---------- TEXT

Re: Teaching Greek

From: yochanan bitan (ButhFam@compuserve.com)
Date: Thu Mar 02 2000 - 07:51:22 EST


<x-charset ISO-8859-1>I like relating a question of teaching to the 'real world'.
>I would phrase it in these terms: If this were a modern language, you
>wouldn't even _consider_ learning it from a student who had had only three
>years of the language.

Well, I would say that three years in Germany/Mexico would enable someone
to reasonably control German/Spanish, and with second language teaching
skills could do an excellent job.

But what about a German/Spanish TEACHER who couldn't say, "I need to go to
town to get food for the party."? Pretty simple, huh?
How long is an appropriate pause,?, before saying something like ofeilw eis
thn polin poreuqhnai agorasai brwmata kai pomata tw deipnw.
Personally, I think the field could use an 'overhaul', so that Greek
teachers/students could speak in class.

--------------------
---------- PROVIDED INFORMATION

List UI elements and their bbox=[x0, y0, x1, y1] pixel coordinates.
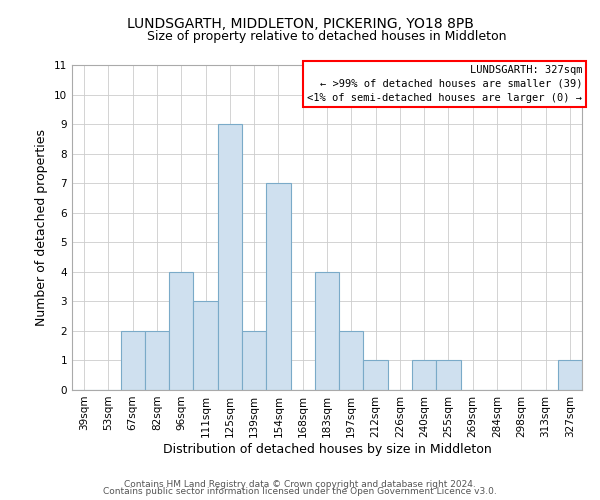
X-axis label: Distribution of detached houses by size in Middleton: Distribution of detached houses by size … bbox=[163, 442, 491, 456]
Bar bbox=[193, 302, 218, 390]
Bar bbox=[364, 360, 388, 390]
Bar bbox=[315, 272, 339, 390]
Bar bbox=[436, 360, 461, 390]
Title: Size of property relative to detached houses in Middleton: Size of property relative to detached ho… bbox=[147, 30, 507, 43]
Bar bbox=[266, 183, 290, 390]
Bar bbox=[242, 331, 266, 390]
Bar bbox=[339, 331, 364, 390]
Y-axis label: Number of detached properties: Number of detached properties bbox=[35, 129, 49, 326]
Text: LUNDSGARTH, MIDDLETON, PICKERING, YO18 8PB: LUNDSGARTH, MIDDLETON, PICKERING, YO18 8… bbox=[127, 18, 473, 32]
Text: LUNDSGARTH: 327sqm
← >99% of detached houses are smaller (39)
<1% of semi-detach: LUNDSGARTH: 327sqm ← >99% of detached ho… bbox=[307, 65, 582, 103]
Bar bbox=[218, 124, 242, 390]
Text: Contains HM Land Registry data © Crown copyright and database right 2024.: Contains HM Land Registry data © Crown c… bbox=[124, 480, 476, 489]
Bar bbox=[558, 360, 582, 390]
Text: Contains public sector information licensed under the Open Government Licence v3: Contains public sector information licen… bbox=[103, 488, 497, 496]
Bar bbox=[121, 331, 145, 390]
Bar bbox=[145, 331, 169, 390]
Bar bbox=[412, 360, 436, 390]
Bar bbox=[169, 272, 193, 390]
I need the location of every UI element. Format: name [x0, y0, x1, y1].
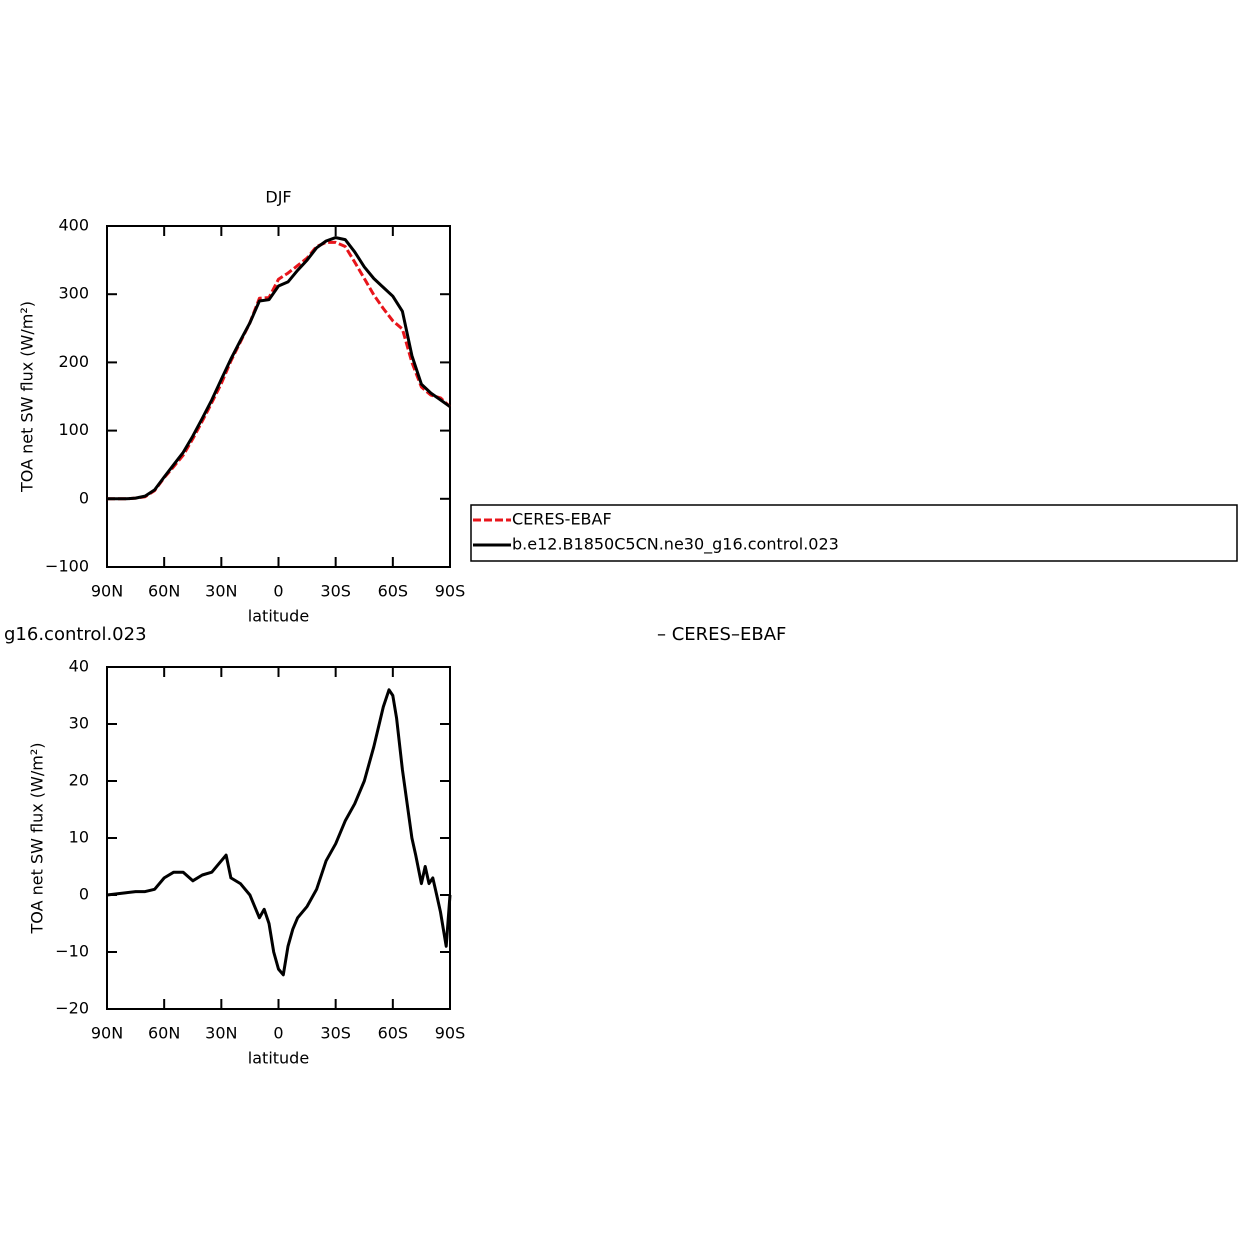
x-tick-label: 60N — [148, 582, 180, 601]
y-tick-label: 200 — [58, 352, 89, 371]
x-tick-label: 90N — [91, 1024, 123, 1043]
x-tick-label: 60S — [378, 1024, 409, 1043]
y-axis-label: TOA net SW flux (W/m²) — [28, 743, 47, 935]
y-tick-label: 30 — [69, 714, 89, 733]
x-tick-label: 90N — [91, 582, 123, 601]
data-line — [106, 688, 452, 977]
data-line — [107, 240, 452, 501]
y-tick-label: −10 — [55, 942, 89, 961]
chart-title: – CERES–EBAF — [657, 624, 786, 645]
y-tick-label: −20 — [55, 999, 89, 1018]
x-tick-label: 30N — [205, 582, 237, 601]
y-tick-label: 0 — [79, 885, 89, 904]
y-tick-label: 400 — [58, 216, 89, 235]
legend-label: b.e12.B1850C5CN.ne30_g16.control.023 — [512, 535, 839, 555]
x-tick-label: 30S — [320, 582, 351, 601]
y-tick-label: 10 — [69, 828, 89, 847]
x-tick-label: 90S — [435, 1024, 466, 1043]
x-tick-label: 60S — [378, 582, 409, 601]
chart-title: DJF — [265, 188, 291, 207]
chart-title: g16.control.023 — [4, 624, 147, 645]
y-tick-label: 40 — [69, 657, 89, 676]
y-axis-label: TOA net SW flux (W/m²) — [18, 301, 37, 493]
y-tick-label: 0 — [79, 488, 89, 507]
data-line — [107, 236, 451, 501]
plot-frame — [106, 666, 451, 1010]
plot-frame — [106, 225, 451, 568]
x-tick-label: 0 — [273, 582, 283, 601]
x-tick-label: 30N — [205, 1024, 237, 1043]
y-tick-label: 300 — [58, 284, 89, 303]
legend-box — [470, 504, 1238, 562]
x-tick-label: 0 — [273, 1024, 283, 1043]
x-axis-label: latitude — [248, 607, 309, 626]
x-axis-label: latitude — [248, 1049, 309, 1068]
x-tick-label: 30S — [320, 1024, 351, 1043]
y-tick-label: −100 — [45, 557, 89, 576]
legend-label: CERES-EBAF — [512, 510, 612, 529]
y-tick-label: 20 — [69, 771, 89, 790]
y-tick-label: 100 — [58, 420, 89, 439]
x-tick-label: 90S — [435, 582, 466, 601]
x-tick-label: 60N — [148, 1024, 180, 1043]
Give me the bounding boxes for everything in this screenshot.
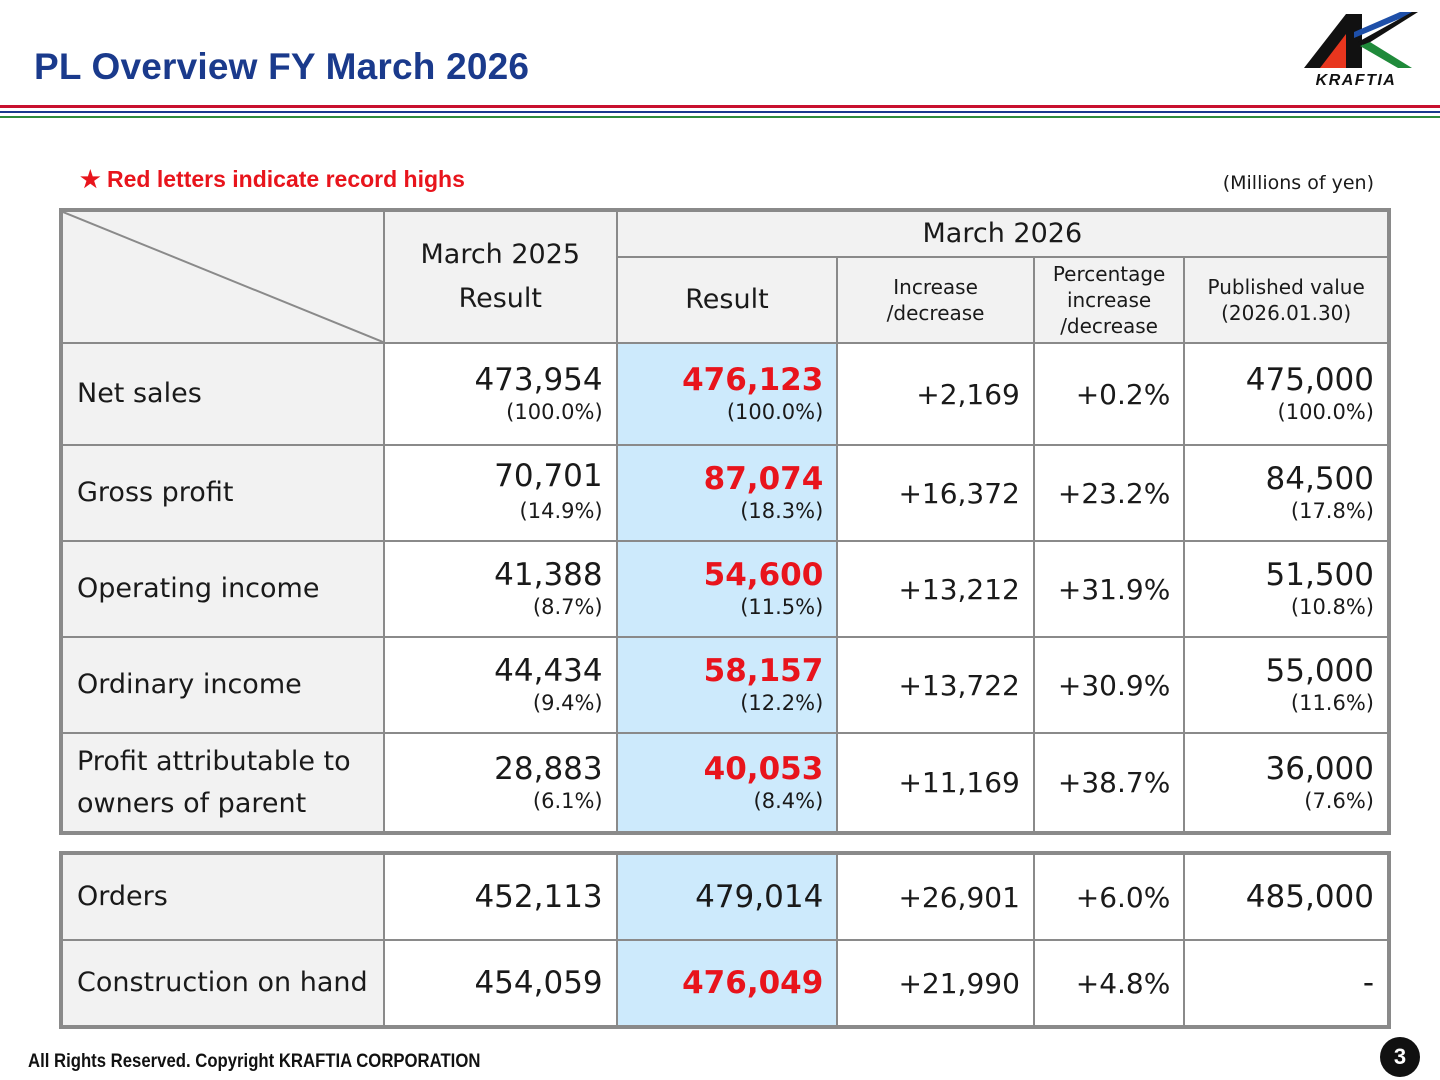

--------------------

* PROBLEM REQUIREMENTS
Retype the passage from the post on teaching Greek, starting at "<x-charset ISO-8859-1>I like" and ending at "Pretty simple, huh?".

* WRITTEN ANSWER
<x-charset ISO-8859-1>I like relating a question of teaching to the 'real world'.
>I would phrase it in these terms: If this were a modern language, you
>wouldn't even _consider_ learning it from a student who had had only three
>years of the language.

Well, I would say that three years in Germany/Mexico would enable someone
to reasonably control German/Spanish, and with second language teaching
skills could do an excellent job.

But what about a German/Spanish TEACHER who couldn't say, "I need to go to
town to get food for the party."? Pretty simple, huh?